DIRECTION. Search the material for "Главу" and show all lines that contain it.

RAW DATA.
--

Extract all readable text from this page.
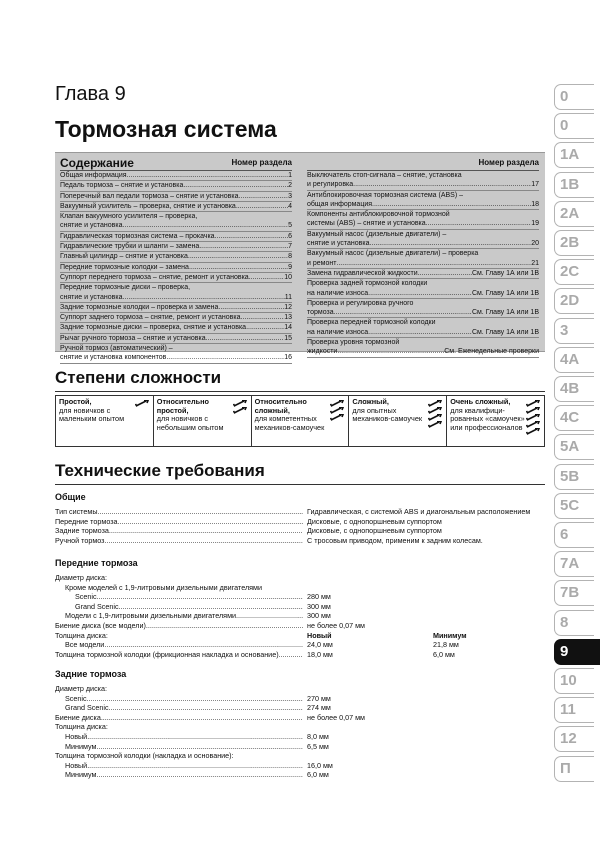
Глава 9
Тормозная система
Содержание	Номер раздела
Общая информация .....	1
Педаль тормоза – снятие и установка .....	2
Поперечный вал педали тормоза – снятие и установка .....	3
Вакуумный усилитель – проверка, снятие и установка .....	4
Клапан вакуумного усилителя – проверка,
снятие и установка .....	5
Гидравлическая тормозная система – прокачка .....	6
Гидравлические трубки и шланги – замена .....	7
Главный цилиндр – снятие и установка .....	8
Передние тормозные колодки – замена .....	9
Суппорт переднего тормоза – снятие, ремонт и установка .....	10
Передние тормозные диски – проверка,
снятие и установка .....	11
Задние тормозные колодки – проверка и замена .....	12
Суппорт заднего тормоза – снятие, ремонт и установка .....	13
Задние тормозные диски – проверка, снятие и установка .....	14
Рычаг ручного тормоза – снятие и установка .....	15
Ручной тормоз (автоматический) –
снятие и установка компонентов .....	16
Номер раздела
Выключатель стоп-сигнала – снятие, установка
и регулировка .....	17
Антиблокировочная тормозная система (ABS) –
общая информация .....	18
Компоненты антиблокировочной тормозной
системы (ABS) – снятие и установка .....	19
Вакуумный насос (дизельные двигатели) –
снятие и установка .....	20
Вакуумный насос (дизельные двигатели) – проверка
и ремонт .....	21
Замена гидравлической жидкости .....	См. Главу 1А или 1В
Проверка задней тормозной колодки
на наличие износа .....	См. Главу 1А или 1В
Проверка и регулировка ручного
тормоза .....	См. Главу 1А или 1В
Проверка передней тормозной колодки
на наличие износа .....	См. Главу 1А или 1В
Проверка уровня тормозной
жидкости .....	См. Еженедельные проверки
Степени сложности
Простой,
для новичков с маленьким опытом
Относительно простой,
для новичков с небольшим опытом
Относительно сложный,
для компетентных механиков-самоучек
Сложный,
для опытных механиков-самоучек
Очень сложный,
для квалифици-рованных «самоучек» или профессионалов
Технические требования
Общие
Тип системы .....	Гидравлическая, с системой ABS и диагональным расположением
Передние тормоза .....	Дисковые, с однопоршневым суппортом
Задние тормоза .....	Дисковые, с однопоршневым суппортом
Ручной тормоз .....	С тросовым приводом, применим к задним колесам.
Передние тормоза
Диаметр диска:
Кроме моделей с 1,9-литровыми дизельными двигателями
Scenic .....	280 мм
Grand Scenic .....	300 мм
Модели с 1,9-литровыми дизельными двигателями .....	300 мм
Биение диска (все модели) .....	не более 0,07 мм
Толщина диска:	Новый	Минимум
Все модели .....	24,0 мм	21,8 мм
Толщина тормозной колодки (фрикционная накладка и основание) .....	18,0 мм	6,0 мм
Задние тормоза
Диаметр диска:
Scenic .....	270 мм
Grand Scenic .....	274 мм
Биение диска .....	не более 0,07 мм
Толщина диска:
Новый .....	8,0 мм
Минимум .....	6,5 мм
Толщина тормозной колодки (накладка и основание):
Новый .....	16,0 мм
Минимум .....	6,0 мм
0
0
1A
1B
2A
2B
2C
2D
3
4A
4B
4C
5A
5B
5C
6
7A
7B
8
9
10
11
12
П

--

TASK ANSWER.
Замена гидравлической жидкости .....	См. Главу 1А или 1В
на наличие износа .....	См. Главу 1А или 1В
тормоза .....	См. Главу 1А или 1В
на наличие износа .....	См. Главу 1А или 1В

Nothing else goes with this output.